Pull out from the material below all lines with "Cape".

╭─ EXERCISE DATA

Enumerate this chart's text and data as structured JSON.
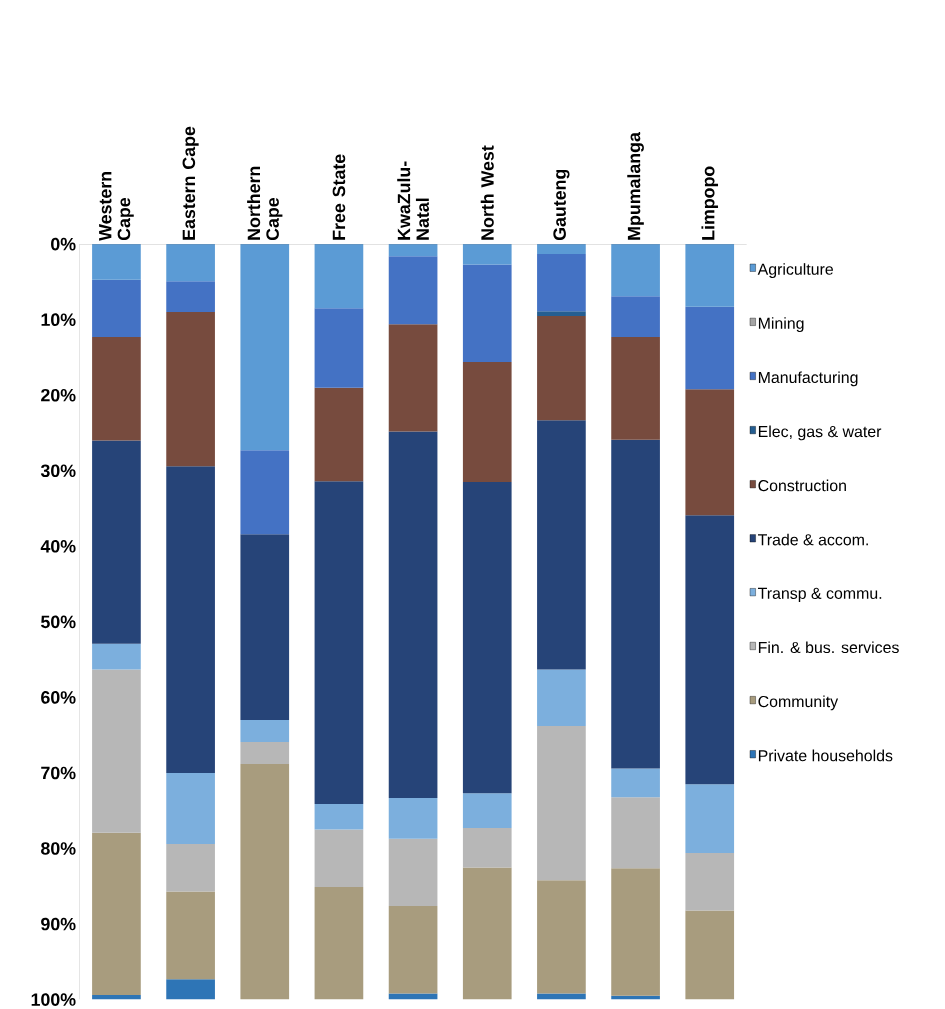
{
  "chart_data": {
    "type": "bar",
    "stacked": true,
    "categories": [
      "Western Cape",
      "Eastern Cape",
      "Northern Cape",
      "Free State",
      "KwaZulu-Natal",
      "North West",
      "Gauteng",
      "Mpumalanga",
      "Limpopo"
    ],
    "ylim": [
      100,
      0
    ],
    "yticks": [
      {
        "value": 0,
        "label": "0%"
      },
      {
        "value": 10,
        "label": "10%"
      },
      {
        "value": 20,
        "label": "20%"
      },
      {
        "value": 30,
        "label": "30%"
      },
      {
        "value": 40,
        "label": "40%"
      },
      {
        "value": 50,
        "label": "50%"
      },
      {
        "value": 60,
        "label": "60%"
      },
      {
        "value": 70,
        "label": "70%"
      },
      {
        "value": 80,
        "label": "80%"
      },
      {
        "value": 90,
        "label": "90%"
      },
      {
        "value": 100,
        "label": "100%"
      }
    ],
    "legend": "right",
    "grid": false,
    "series": [
      {
        "name": "Agriculture",
        "color": "#5b9bd5",
        "values": [
          4.7,
          4.9,
          27.3,
          8.5,
          1.6,
          2.7,
          1.3,
          6.9,
          8.3
        ]
      },
      {
        "name": "Mining",
        "color": "#a5a5a5",
        "values": [
          0,
          0,
          0,
          0,
          0,
          0,
          0,
          0,
          0
        ]
      },
      {
        "name": "Manufacturing",
        "color": "#4472c4",
        "values": [
          7.6,
          4.1,
          11.1,
          10.5,
          9.0,
          12.9,
          7.6,
          5.4,
          10.9
        ]
      },
      {
        "name": "Elec, gas & water",
        "color": "#255e91",
        "values": [
          0,
          0,
          0,
          0,
          0,
          0,
          0.6,
          0,
          0
        ]
      },
      {
        "name": "Construction",
        "color": "#774b3e",
        "values": [
          13.7,
          20.4,
          0,
          12.4,
          14.2,
          15.9,
          13.8,
          13.6,
          16.7
        ]
      },
      {
        "name": "Trade & accom.",
        "color": "#264478",
        "values": [
          26.9,
          40.6,
          24.6,
          42.7,
          48.5,
          41.2,
          33.0,
          43.5,
          35.6
        ]
      },
      {
        "name": "Transp & commu.",
        "color": "#7cafdd",
        "values": [
          3.4,
          9.4,
          2.9,
          3.4,
          5.4,
          4.6,
          7.5,
          3.8,
          9.1
        ]
      },
      {
        "name": "Fin. & bus. services",
        "color": "#b7b7b7",
        "values": [
          21.6,
          6.3,
          2.9,
          7.6,
          8.9,
          5.2,
          20.4,
          9.4,
          7.6
        ]
      },
      {
        "name": "Community",
        "color": "#a89c7e",
        "values": [
          21.5,
          11.6,
          31.2,
          14.9,
          11.6,
          17.5,
          15.0,
          16.9,
          11.8
        ]
      },
      {
        "name": "Private households",
        "color": "#2e75b6",
        "values": [
          0.6,
          2.7,
          0,
          0,
          0.8,
          0,
          0.8,
          0.5,
          0
        ]
      }
    ]
  }
}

╰─

■ **THE REPLY**:
      "Western Cape",
      "Eastern Cape",
      "Northern Cape",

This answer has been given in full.